__Tasks and exercises__.
1. Do these statements agree with the passage on contract debriefings below? Answer yes or no for each, and quote the deciding words. (a) A debriefing request counts as timely only if the agency receives it in writing within 3 days of notification of contract award. (b) The agency must give the make and model of the item to be delivered in every acquisition. (c) Some contractors use a debriefing to market their company.
2. In the passage on contract debriefings below, recast the paragraph beginning "Given the strategic importance of debriefings" as a short list that keeps its main facts.
3. Carry on the passage on contract debriefings below from the point where it stops.

At a basic level, a debriefing is an information gathering exercise. For example, you can use a debriefing to glean insight into what aspects of your proposal the agency liked or disliked. This is significant because you can use that information to help improve your proposals in future procurements. After all, what is not measured cannot be improved. Still, you may also use a debriefing to assess whether the procurement was conducted in accordance with the terms of the solicitation and within the bounds of applicable law. This can help you make a "go/no-go" decision on whether to file a protest to challenge the award. If you are the awardee and decide to intervene in a protest challenging your award, the information you learn during a debriefing may be helpful in your protest defense.  Besides information gathering, some contractors also use a debriefing to build relationships with agency personnel and to market their company for other contracting opportunities.
Given the strategic importance of debriefings, contractors should remember that agencies are only required to provide you with a debriefing if it is timely requested.  To be timely, the agency must receive your written debriefing request "within 3 days" of receiving notification of contract award. If your request is timely, the debriefing will be required. On the other hand, if your request is not timely, the agency will not be required to provide you with a debriefing (discretionary).  For required debriefings, the agency will provide one, "to the maximum extent possible," within 5 days of receiving your written debriefing request. 
With that in mind, the following is the minimum information that the agency is required to provide during your debriefing and some quick tips to help you prepare.
The agency is required to provide, at minimum, the following information during a debriefing:
The Government’s evaluation of the significant weaknesses or deficiencies in the offeror’s proposal, if applicable;
The overall evaluated cost or price (including unit prices), and technical rating, if applicable, of the successful offeror and the debriefed offeror, and past performance information on the debriefed offeror;
The overall ranking of all offerors, when any ranking was developed by the agency during the source selection;
A summary of the rationale for award;
For acquisitions of commercial items, the make and model of the item to be delivered by the successful offeror; and
Reasonable responses to relevant questions about whether source selection procedures contained in the solicitation, applicable regulations, and other applicable authorities were followed.
Debriefing Quick Tips
Always request a debriefing, win or lose
Take the first date offered
Timely request a debriefing within 3 days
Prior to the debriefing, review your proposal and the RFP (what the agency wanted, evaluation methodology, etc.)
Know what information the agency is required to disclose during the debriefing (and what the agency will not disclose)

__Dataset content__.
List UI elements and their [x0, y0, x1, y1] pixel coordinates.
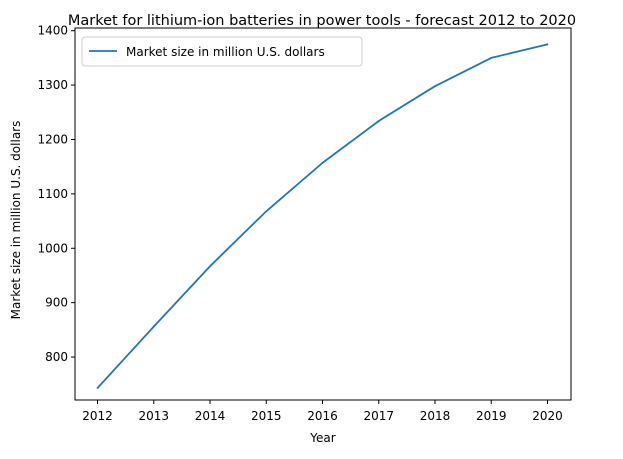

__Results__.
1.
(a) Yes: "the agency must receive your written debriefing request "within 3 days" of receiving notification of contract award"
(b) No: "For acquisitions of commercial items, the make and model of the item to be delivered by the successful offeror"
(c) Yes: "some contractors also use a debriefing to build relationships with agency personnel and to market their company for other contracting opportunities"

2.
- Agencies must provide a debriefing only if it is requested on time.
- A request is timely if the agency receives it in writing within 3 days of notification of contract award.
- A timely request makes the debriefing required.
- After a late request, a debriefing is at the agency's discretion.
- A required debriefing is given, "to the maximum extent possible," within 5 days of the agency receiving the written request.

3.
Prepare questions in advance
Be polite; the debriefing is an information gathering exercise
In DoD procurements where a debriefing is conducted under FAR § 15.506, unsuccessful offerors also have enhanced debriefing rights 
The debriefing is a powerful tool for government contractors in procurements under FAR Part 15 and for task and delivery orders over $5.5 million. Contractors often use debriefings to learn what the agency liked or disliked in your proposal, to learn about the agency's evaluation or decision, and to build relationships with agency personnel. Contractors who approach debriefings thoughtfully and deliberately will likely be in a better position to take advantage of the information learned during the debriefing, whether it be to improve future procurements or to formulate possible bid protest strategies. Remember, what is not measured cannot be improved.
 While not the subject of this post, successful bid protest grounds are typically rooted in procedural flaws in the procurement (e.g., failure to adhere to stated evaluation criteria, unrealistically low price, unequal treatment, etc.) rather than subjective differences with the agency's evaluation. For contractors seeking to file a bid protest at the Government Accountability Office ("GAO"), or for awardees who have received notice that their award has been protested, check out GAO's bid protest page for more information (e.g., recent decisions, GAO bid protest regulations, etc.).
 FAR § 15.506(a)(4).
 Because GAO bid protest timeliness rules are sometimes tied to debriefings, contractors should review GAO's bid protest regulations and bid protest decisions for guidance. For more information on debriefings, please check out some other articles on debriefings on my website https://www.govconjudicata.com/home/tag/Debriefing.
 FAR § 15.506(a)(2).
 FAR § 15.506(e).
 Under DoD's enhanced debriefings, unsuccessful offerors will also have the option to "submit additional questions related to the debriefing within two business days after receiving the debriefing." As a result, the debriefing will not be over until the agency delivers its response. See DoD Class Deviation No. 2018-O0011 (“Enhanced Postaward Debriefing Rights”).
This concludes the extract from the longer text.